**WHAT YOU ARE ASKED TO DO:** Copy each line of the material below that includes the string "content".

·····

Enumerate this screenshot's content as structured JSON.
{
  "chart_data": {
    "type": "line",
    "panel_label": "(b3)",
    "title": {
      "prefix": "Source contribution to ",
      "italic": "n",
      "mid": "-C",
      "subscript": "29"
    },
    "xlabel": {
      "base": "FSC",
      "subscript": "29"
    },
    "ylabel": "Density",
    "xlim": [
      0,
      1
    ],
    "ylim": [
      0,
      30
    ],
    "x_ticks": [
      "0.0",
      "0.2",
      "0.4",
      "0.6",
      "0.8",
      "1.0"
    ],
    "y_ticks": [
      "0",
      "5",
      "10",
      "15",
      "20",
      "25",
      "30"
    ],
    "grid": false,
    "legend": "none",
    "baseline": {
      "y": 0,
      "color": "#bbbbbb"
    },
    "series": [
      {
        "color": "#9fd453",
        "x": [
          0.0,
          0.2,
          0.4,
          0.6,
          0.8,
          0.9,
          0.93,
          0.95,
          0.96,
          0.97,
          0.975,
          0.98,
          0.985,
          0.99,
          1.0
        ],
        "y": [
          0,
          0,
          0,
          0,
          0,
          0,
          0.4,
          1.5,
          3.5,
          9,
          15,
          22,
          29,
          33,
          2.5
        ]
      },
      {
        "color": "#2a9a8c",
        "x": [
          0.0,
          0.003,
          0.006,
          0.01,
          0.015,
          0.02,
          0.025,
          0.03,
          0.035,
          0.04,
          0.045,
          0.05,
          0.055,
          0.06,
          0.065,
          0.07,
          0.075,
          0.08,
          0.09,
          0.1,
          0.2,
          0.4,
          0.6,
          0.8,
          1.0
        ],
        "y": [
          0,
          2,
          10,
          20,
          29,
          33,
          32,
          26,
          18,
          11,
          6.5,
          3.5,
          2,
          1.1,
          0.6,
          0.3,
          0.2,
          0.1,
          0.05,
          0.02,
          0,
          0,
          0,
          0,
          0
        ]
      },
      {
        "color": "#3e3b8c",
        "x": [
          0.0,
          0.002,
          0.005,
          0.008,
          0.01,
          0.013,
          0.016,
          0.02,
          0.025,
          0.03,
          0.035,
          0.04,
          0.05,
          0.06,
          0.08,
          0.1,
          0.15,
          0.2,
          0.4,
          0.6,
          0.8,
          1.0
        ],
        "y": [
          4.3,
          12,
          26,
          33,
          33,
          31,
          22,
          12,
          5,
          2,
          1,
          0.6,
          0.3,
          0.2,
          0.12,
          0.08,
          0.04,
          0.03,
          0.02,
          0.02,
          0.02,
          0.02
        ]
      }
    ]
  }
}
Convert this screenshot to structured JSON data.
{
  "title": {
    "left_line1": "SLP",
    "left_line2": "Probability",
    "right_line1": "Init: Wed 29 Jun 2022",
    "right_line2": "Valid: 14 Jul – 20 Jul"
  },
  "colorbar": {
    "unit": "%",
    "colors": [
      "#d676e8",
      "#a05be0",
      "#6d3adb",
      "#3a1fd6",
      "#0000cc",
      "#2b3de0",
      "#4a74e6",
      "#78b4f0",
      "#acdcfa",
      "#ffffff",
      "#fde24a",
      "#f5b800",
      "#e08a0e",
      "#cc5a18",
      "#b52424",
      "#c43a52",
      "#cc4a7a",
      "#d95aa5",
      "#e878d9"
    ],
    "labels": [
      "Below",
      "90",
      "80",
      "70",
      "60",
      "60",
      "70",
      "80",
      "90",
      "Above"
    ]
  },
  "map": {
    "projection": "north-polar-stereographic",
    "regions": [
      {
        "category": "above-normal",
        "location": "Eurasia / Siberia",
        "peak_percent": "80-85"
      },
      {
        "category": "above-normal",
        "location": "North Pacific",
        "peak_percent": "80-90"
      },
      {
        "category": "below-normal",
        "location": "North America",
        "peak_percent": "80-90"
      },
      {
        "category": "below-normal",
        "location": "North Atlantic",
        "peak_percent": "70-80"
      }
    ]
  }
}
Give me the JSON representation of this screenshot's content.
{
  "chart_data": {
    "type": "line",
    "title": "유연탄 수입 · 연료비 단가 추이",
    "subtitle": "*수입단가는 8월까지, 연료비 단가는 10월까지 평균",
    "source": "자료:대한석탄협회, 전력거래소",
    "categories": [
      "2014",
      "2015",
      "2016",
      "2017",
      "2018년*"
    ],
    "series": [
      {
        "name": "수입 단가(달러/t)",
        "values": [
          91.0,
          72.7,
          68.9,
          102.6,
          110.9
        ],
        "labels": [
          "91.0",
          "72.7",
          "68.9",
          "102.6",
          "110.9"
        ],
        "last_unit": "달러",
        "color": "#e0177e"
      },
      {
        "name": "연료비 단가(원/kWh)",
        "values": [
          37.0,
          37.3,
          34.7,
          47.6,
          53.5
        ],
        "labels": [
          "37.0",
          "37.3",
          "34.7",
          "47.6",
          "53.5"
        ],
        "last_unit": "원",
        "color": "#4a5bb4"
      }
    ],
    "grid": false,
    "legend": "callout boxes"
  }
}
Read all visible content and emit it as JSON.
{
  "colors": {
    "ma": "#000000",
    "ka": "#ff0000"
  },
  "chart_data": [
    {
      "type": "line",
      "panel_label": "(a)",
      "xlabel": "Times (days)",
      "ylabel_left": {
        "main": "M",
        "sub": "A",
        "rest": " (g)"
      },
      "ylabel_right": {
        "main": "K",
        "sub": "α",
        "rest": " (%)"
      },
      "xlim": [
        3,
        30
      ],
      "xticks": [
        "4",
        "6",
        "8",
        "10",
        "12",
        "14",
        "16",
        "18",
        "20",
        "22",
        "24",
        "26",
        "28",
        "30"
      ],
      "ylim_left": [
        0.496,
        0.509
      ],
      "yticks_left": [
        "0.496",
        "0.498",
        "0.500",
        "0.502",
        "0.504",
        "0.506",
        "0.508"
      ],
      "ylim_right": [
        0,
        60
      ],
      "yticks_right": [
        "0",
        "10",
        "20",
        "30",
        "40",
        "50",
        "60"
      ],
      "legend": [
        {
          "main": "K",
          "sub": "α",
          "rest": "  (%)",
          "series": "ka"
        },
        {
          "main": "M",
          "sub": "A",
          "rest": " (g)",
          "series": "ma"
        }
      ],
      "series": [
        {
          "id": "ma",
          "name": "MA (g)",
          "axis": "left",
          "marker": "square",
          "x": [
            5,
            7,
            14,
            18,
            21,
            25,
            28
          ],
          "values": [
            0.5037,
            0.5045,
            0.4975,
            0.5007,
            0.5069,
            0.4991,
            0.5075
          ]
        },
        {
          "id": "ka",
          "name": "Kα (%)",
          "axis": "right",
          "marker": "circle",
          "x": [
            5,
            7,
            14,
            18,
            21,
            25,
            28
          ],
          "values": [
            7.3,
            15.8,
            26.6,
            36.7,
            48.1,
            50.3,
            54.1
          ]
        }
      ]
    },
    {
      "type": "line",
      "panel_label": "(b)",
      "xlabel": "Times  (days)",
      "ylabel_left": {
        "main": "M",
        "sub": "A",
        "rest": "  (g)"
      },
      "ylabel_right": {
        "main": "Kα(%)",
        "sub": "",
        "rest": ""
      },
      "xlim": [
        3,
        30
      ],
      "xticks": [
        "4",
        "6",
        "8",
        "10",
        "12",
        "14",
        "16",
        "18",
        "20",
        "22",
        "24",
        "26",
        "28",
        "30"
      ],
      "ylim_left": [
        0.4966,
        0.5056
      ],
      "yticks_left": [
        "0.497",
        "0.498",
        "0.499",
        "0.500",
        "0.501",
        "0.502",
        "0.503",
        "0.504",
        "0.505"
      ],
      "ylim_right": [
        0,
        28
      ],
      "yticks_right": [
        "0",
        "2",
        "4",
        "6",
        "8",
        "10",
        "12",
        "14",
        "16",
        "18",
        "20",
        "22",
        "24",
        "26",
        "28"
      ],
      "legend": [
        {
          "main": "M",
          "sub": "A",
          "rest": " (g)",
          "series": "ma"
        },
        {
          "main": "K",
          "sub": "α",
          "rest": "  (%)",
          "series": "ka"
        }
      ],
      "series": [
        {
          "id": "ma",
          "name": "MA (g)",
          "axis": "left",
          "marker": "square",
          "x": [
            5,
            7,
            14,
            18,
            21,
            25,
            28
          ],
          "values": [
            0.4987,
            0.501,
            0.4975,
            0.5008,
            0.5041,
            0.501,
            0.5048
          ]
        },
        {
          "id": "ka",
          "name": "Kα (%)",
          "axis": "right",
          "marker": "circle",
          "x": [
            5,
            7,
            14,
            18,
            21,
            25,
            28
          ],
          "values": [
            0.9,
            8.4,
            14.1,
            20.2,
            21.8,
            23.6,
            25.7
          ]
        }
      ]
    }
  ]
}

·····

**ANSWER TO THE EXERCISE:**
Enumerate this screenshot's content as structured JSON.
Give me the JSON representation of this screenshot's content.
Read all visible content and emit it as JSON.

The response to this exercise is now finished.